··· INPUT ROWS ···

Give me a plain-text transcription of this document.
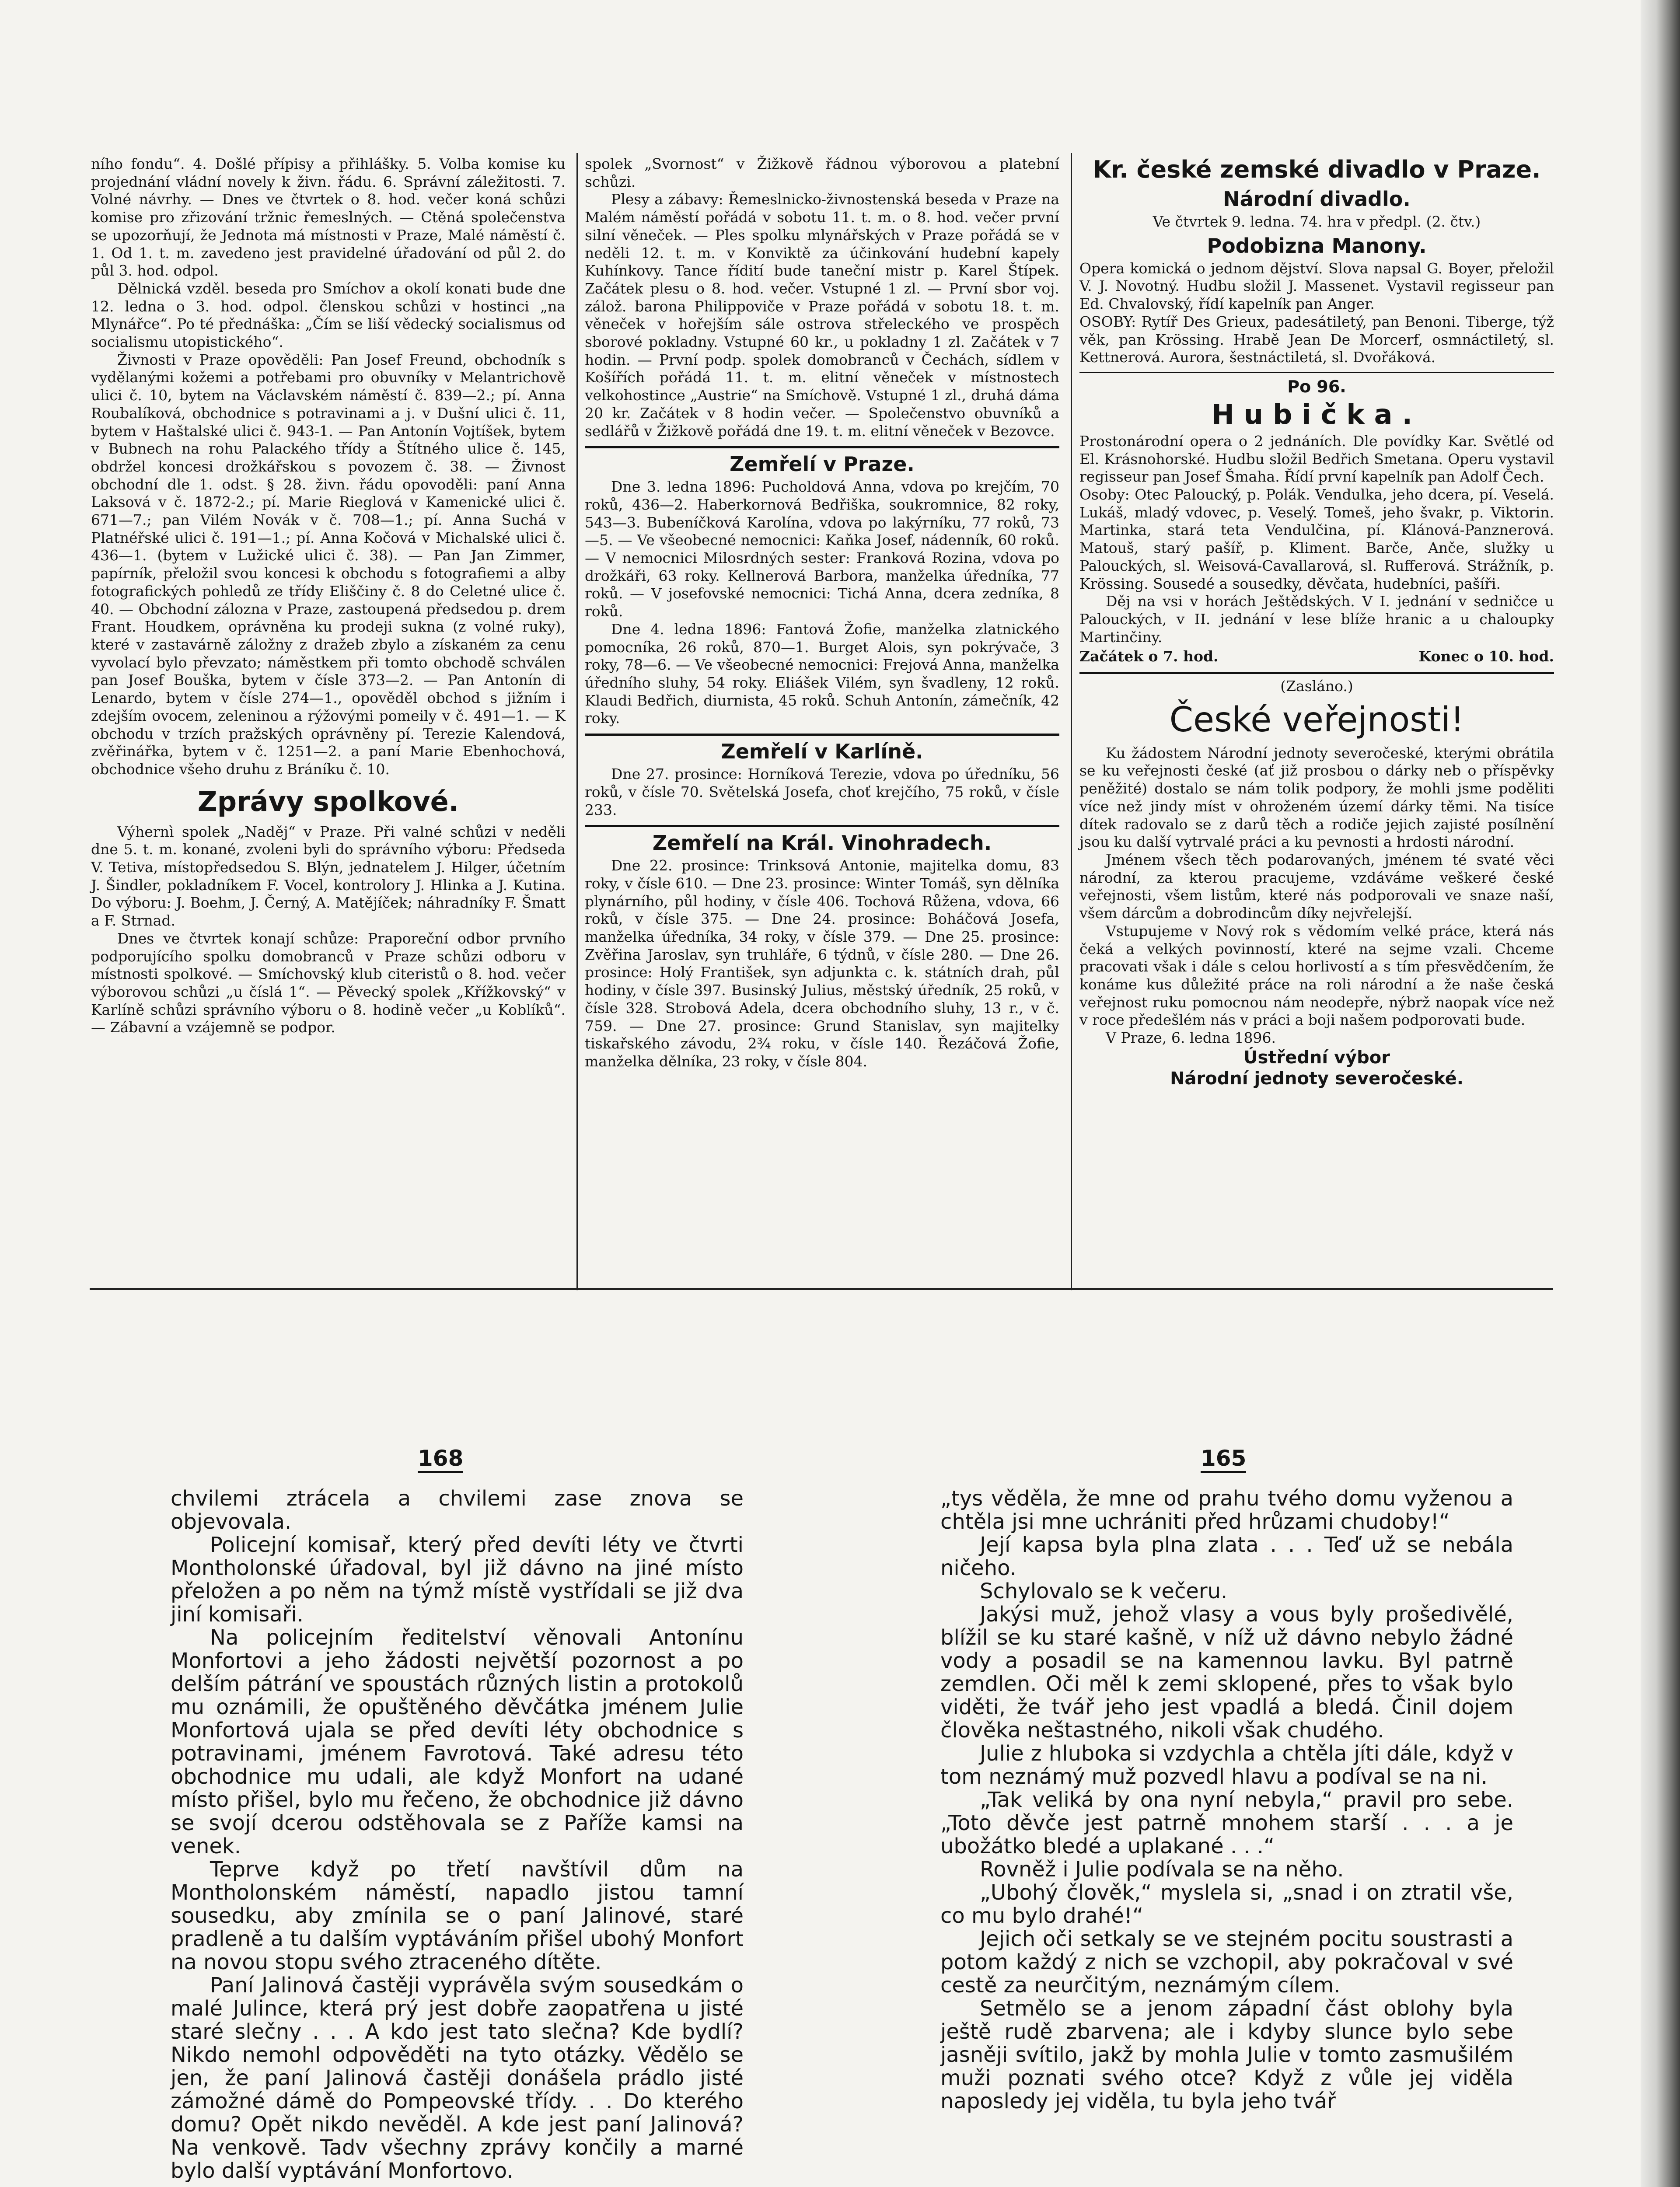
ního fondu“. 4. Došlé přípisy a přihlášky. 5. Volba komise ku projednání vládní novely k živn. řádu. 6. Správní záležitosti. 7. Volné návrhy. — Dnes ve čtvrtek o 8. hod. večer koná schůzi komise pro zřizování tržnic řemeslných. — Ctěná společenstva se upozorňují, že Jednota má místnosti v Praze, Malé náměstí č. 1. Od 1. t. m. zavedeno jest pravidelné úřadování od půl 2. do půl 3. hod. odpol.

Dělnická vzděl. beseda pro Smíchov a okolí konati bude dne 12. ledna o 3. hod. odpol. členskou schůzi v hostinci „na Mlynářce“. Po té přednáška: „Čím se liší vědecký socialismus od socialismu utopistického“.

Živnosti v Praze opověděli: Pan Josef Freund, obchodník s vydělanými kožemi a potřebami pro obuvníky v Melantrichově ulici č. 10, bytem na Václavském náměstí č. 839—2.; pí. Anna Roubalíková, obchodnice s potravinami a j. v Dušní ulici č. 11, bytem v Haštalské ulici č. 943-1. — Pan Antonín Vojtíšek, bytem v Bubnech na rohu Palackého třídy a Štítného ulice č. 145, obdržel koncesi drožkářskou s povozem č. 38. — Živnost obchodní dle 1. odst. § 28. živn. řádu opovoděli: paní Anna Laksová v č. 1872-2.; pí. Marie Rieglová v Kamenické ulici č. 671—7.; pan Vilém Novák v č. 708—1.; pí. Anna Suchá v Platnéřské ulici č. 191—1.; pí. Anna Kočová v Michalské ulici č. 436—1. (bytem v Lužické ulici č. 38). — Pan Jan Zimmer, papírník, přeložil svou koncesi k obchodu s fotografiemi a alby fotografických pohledů ze třídy Eliščiny č. 8 do Celetné ulice č. 40. — Obchodní zálozna v Praze, zastoupená předsedou p. drem Frant. Houdkem, oprávněna ku prodeji sukna (z volné ruky), které v zastavárně záložny z dražeb zbylo a získaném za cenu vyvolací bylo převzato; náměstkem při tomto obchodě schválen pan Josef Bouška, bytem v čísle 373—2. — Pan Antonín di Lenardo, bytem v čísle 274—1., opověděl obchod s jižním i zdejším ovocem, zeleninou a rýžovými pomeily v č. 491—1. — K obchodu v trzích pražských oprávněny pí. Terezie Kalendová, zvěřinářka, bytem v č. 1251—2. a paní Marie Ebenhochová, obchodnice všeho druhu z Bráníku č. 10.

Zprávy spolkové.

Výhernì spolek „Naděj“ v Praze. Při valné schůzi v neděli dne 5. t. m. konané, zvoleni byli do správního výboru: Předseda V. Tetiva, místopředsedou S. Blýn, jednatelem J. Hilger, účetním J. Šindler, pokladníkem F. Vocel, kontrolory J. Hlinka a J. Kutina. Do výboru: J. Boehm, J. Černý, A. Matějíček; náhradníky F. Šmatt a F. Strnad.

Dnes ve čtvrtek konají schůze: Praporeční odbor prvního podporujícího spolku domobranců v Praze schůzi odboru v místnosti spolkové. — Smíchovský klub citeristů o 8. hod. večer výborovou schůzi „u číslá 1“. — Pěvecký spolek „Křížkovský“ v Karlíně schůzi správního výboru o 8. hodině večer „u Koblíků“. — Zábavní a vzájemně se podpor.

spolek „Svornost“ v Žižkově řádnou výborovou a platební schůzi.

Plesy a zábavy: Řemeslnicko-živnostenská beseda v Praze na Malém náměstí pořádá v sobotu 11. t. m. o 8. hod. večer první silní věneček. — Ples spolku mlynářských v Praze pořádá se v neděli 12. t. m. v Konviktě za účinkování hudební kapely Kuhínkovy. Tance řídití bude taneční mistr p. Karel Štípek. Začátek plesu o 8. hod. večer. Vstupné 1 zl. — První sbor voj. zálož. barona Philippoviče v Praze pořádá v sobotu 18. t. m. věneček v hořejším sále ostrova střeleckého ve prospěch sborové pokladny. Vstupné 60 kr., u pokladny 1 zl. Začátek v 7 hodin. — První podp. spolek domobranců v Čechách, sídlem v Košířích pořádá 11. t. m. elitní věneček v místnostech velkohostince „Austrie“ na Smíchově. Vstupné 1 zl., druhá dáma 20 kr. Začátek v 8 hodin večer. — Společenstvo obuvníků a sedlářů v Žižkově pořádá dne 19. t. m. elitní věneček v Bezovce.

Zemřelí v Praze.

Dne 3. ledna 1896: Pucholdová Anna, vdova po krejčím, 70 roků, 436—2. Haberkornová Bedřiška, soukromnice, 82 roky, 543—3. Bubeníčková Karolína, vdova po lakýrníku, 77 roků, 73—5. — Ve všeobecné nemocnici: Kaňka Josef, nádenník, 60 roků. — V nemocnici Milosrdných sester: Franková Rozina, vdova po drožkáři, 63 roky. Kellnerová Barbora, manželka úředníka, 77 roků. — V josefovské nemocnici: Tichá Anna, dcera zedníka, 8 roků.

Dne 4. ledna 1896: Fantová Žofie, manželka zlatnického pomocníka, 26 roků, 870—1. Burget Alois, syn pokrývače, 3 roky, 78—6. — Ve všeobecné nemocnici: Frejová Anna, manželka úředního sluhy, 54 roky. Eliášek Vilém, syn švadleny, 12 roků. Klaudi Bedřich, diurnista, 45 roků. Schuh Antonín, zámečník, 42 roky.

Zemřelí v Karlíně.

Dne 27. prosince: Horníková Terezie, vdova po úředníku, 56 roků, v čísle 70. Světelská Josefa, choť krejčího, 75 roků, v čísle 233.

Zemřelí na Král. Vinohradech.

Dne 22. prosince: Trinksová Antonie, majitelka domu, 83 roky, v čísle 610. — Dne 23. prosince: Winter Tomáš, syn dělníka plynárního, půl hodiny, v čísle 406. Tochová Růžena, vdova, 66 roků, v čísle 375. — Dne 24. prosince: Boháčová Josefa, manželka úředníka, 34 roky, v čísle 379. — Dne 25. prosince: Zvěřina Jaroslav, syn truhláře, 6 týdnů, v čísle 280. — Dne 26. prosince: Holý František, syn adjunkta c. k. státních drah, půl hodiny, v čísle 397. Businský Julius, městský úředník, 25 roků, v čísle 328. Strobová Adela, dcera obchodního sluhy, 13 r., v č. 759. — Dne 27. prosince: Grund Stanislav, syn majitelky tiskařského závodu, 2¾ roku, v čísle 140. Řezáčová Žofie, manželka dělníka, 23 roky, v čísle 804.

Kr. české zemské divadlo v Praze.
Národní divadlo.
Ve čtvrtek 9. ledna. 74. hra v předpl. (2. čtv.)
Podobizna Manony.

Opera komická o jednom dějství. Slova napsal G. Boyer, přeložil V. J. Novotný. Hudbu složil J. Massenet. Vystavil regisseur pan Ed. Chvalovský, řídí kapelník pan Anger.

OSOBY: Rytíř Des Grieux, padesátiletý, pan Benoni. Tiberge, týž věk, pan Krössing. Hrabě Jean De Morcerf, osmnáctiletý, sl. Kettnerová. Aurora, šestnáctiletá, sl. Dvořáková.

Po 96.
Hubička.

Prostonárodní opera o 2 jednáních. Dle povídky Kar. Světlé od El. Krásnohorské. Hudbu složil Bedřich Smetana. Operu vystavil regisseur pan Josef Šmaha. Řídí první kapelník pan Adolf Čech.

Osoby: Otec Paloucký, p. Polák. Vendulka, jeho dcera, pí. Veselá. Lukáš, mladý vdovec, p. Veselý. Tomeš, jeho švakr, p. Viktorin. Martinka, stará teta Vendulčina, pí. Klánová-Panznerová. Matouš, starý pašíř, p. Kliment. Barče, Anče, služky u Palouckých, sl. Weisová-Cavallarová, sl. Rufferová. Strážník, p. Krössing. Sousedé a sousedky, děvčata, hudebníci, pašíři.

Děj na vsi v horách Ještědských. V I. jednání v sedničce u Palouckých, v II. jednání v lese blíže hranic a u chaloupky Martinčiny.

Začátek o 7. hod.	Konec o 10. hod.
(Zasláno.)
České veřejnosti!

Ku žádostem Národní jednoty severočeské, kterými obrátila se ku veřejnosti české (ať již prosbou o dárky neb o příspěvky peněžité) dostalo se nám tolik podpory, že mohli jsme poděliti více než jindy míst v ohroženém území dárky těmi. Na tisíce dítek radovalo se z darů těch a rodiče jejich zajisté posílnění jsou ku další vytrvalé práci a ku pevnosti a hrdosti národní.

Jménem všech těch podarovaných, jménem té svaté věci národní, za kterou pracujeme, vzdáváme veškeré české veřejnosti, všem listům, které nás podporovali ve snaze naší, všem dárcům a dobrodincům díky nejvřelejší.

Vstupujeme v Nový rok s vědomím velké práce, která nás čeká a velkých povinností, které na sejme vzali. Chceme pracovati však i dále s celou horlivostí a s tím přesvědčením, že konáme kus důležité práce na roli národní a že naše česká veřejnost ruku pomocnou nám neodepře, nýbrž naopak více než v roce předešlém nás v práci a boji našem podporovati bude.

V Praze, 6. ledna 1896.

Ústřední výbor
Národní jednoty severočeské.
168	165

chvilemi ztrácela a chvilemi zase znova se objevovala.

Policejní komisař, který před devíti léty ve čtvrti Montholonské úřadoval, byl již dávno na jiné místo přeložen a po něm na týmž místě vystřídali se již dva jiní komisaři.

Na policejním ředitelství věnovali Antonínu Monfortovi a jeho žádosti největší pozornost a po delším pátrání ve spoustách různých listin a protokolů mu oznámili, že opuštěného děvčátka jménem Julie Monfortová ujala se před devíti léty obchodnice s potravinami, jménem Favrotová. Také adresu této obchodnice mu udali, ale když Monfort na udané místo přišel, bylo mu řečeno, že obchodnice již dávno se svojí dcerou odstěhovala se z Paříže kamsi na venek.

Teprve když po třetí navštívil dům na Montholonském náměstí, napadlo jistou tamní sousedku, aby zmínila se o paní Jalinové, staré pradleně a tu dalším vyptáváním přišel ubohý Monfort na novou stopu svého ztraceného dítěte.

Paní Jalinová častěji vyprávěla svým sousedkám o malé Julince, která prý jest dobře zaopatřena u jisté staré slečny . . . A kdo jest tato slečna? Kde bydlí? Nikdo nemohl odpověděti na tyto otázky. Vědělo se jen, že paní Jalinová častěji donášela prádlo jisté zámožné dámě do Pompeovské třídy. . . Do kterého domu? Opět nikdo nevěděl. A kde jest paní Jalinová? Na venkově. Tadv všechny zprávy končily a marné bylo další vyptávání Monfortovo.

„tys věděla, že mne od prahu tvého domu vyženou a chtěla jsi mne uchrániti před hrůzami chudoby!“

Její kapsa byla plna zlata . . . Teď už se nebála ničeho.

Schylovalo se k večeru.

Jakýsi muž, jehož vlasy a vous byly prošedivělé, blížil se ku staré kašně, v níž už dávno nebylo žádné vody a posadil se na kamennou lavku. Byl patrně zemdlen. Oči měl k zemi sklopené, přes to však bylo viděti, že tvář jeho jest vpadlá a bledá. Činil dojem člověka neštastného, nikoli však chudého.

Julie z hluboka si vzdychla a chtěla jíti dále, když v tom neznámý muž pozvedl hlavu a podíval se na ni.

„Tak veliká by ona nyní nebyla,“ pravil pro sebe. „Toto děvče jest patrně mnohem starší . . . a je ubožátko bledé a uplakané . . .“

Rovněž i Julie podívala se na něho.

„Ubohý člověk,“ myslela si, „snad i on ztratil vše, co mu bylo drahé!“

Jejich oči setkaly se ve stejném pocitu soustrasti a potom každý z nich se vzchopil, aby pokračoval v své cestě za neurčitým, neznámým cílem.

Setmělo se a jenom západní část oblohy byla ještě rudě zbarvena; ale i kdyby slunce bylo sebe jasněji svítilo, jakž by mohla Julie v tomto zasmušilém muži poznati svého otce? Když z vůle jej viděla naposledy jej viděla, tu byla jeho tvář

···

◆ WHAT YOU NEED TO DO
Count the lines of the material that include the word "těch", then state only the total.

◆ ANSWER IN FULL
2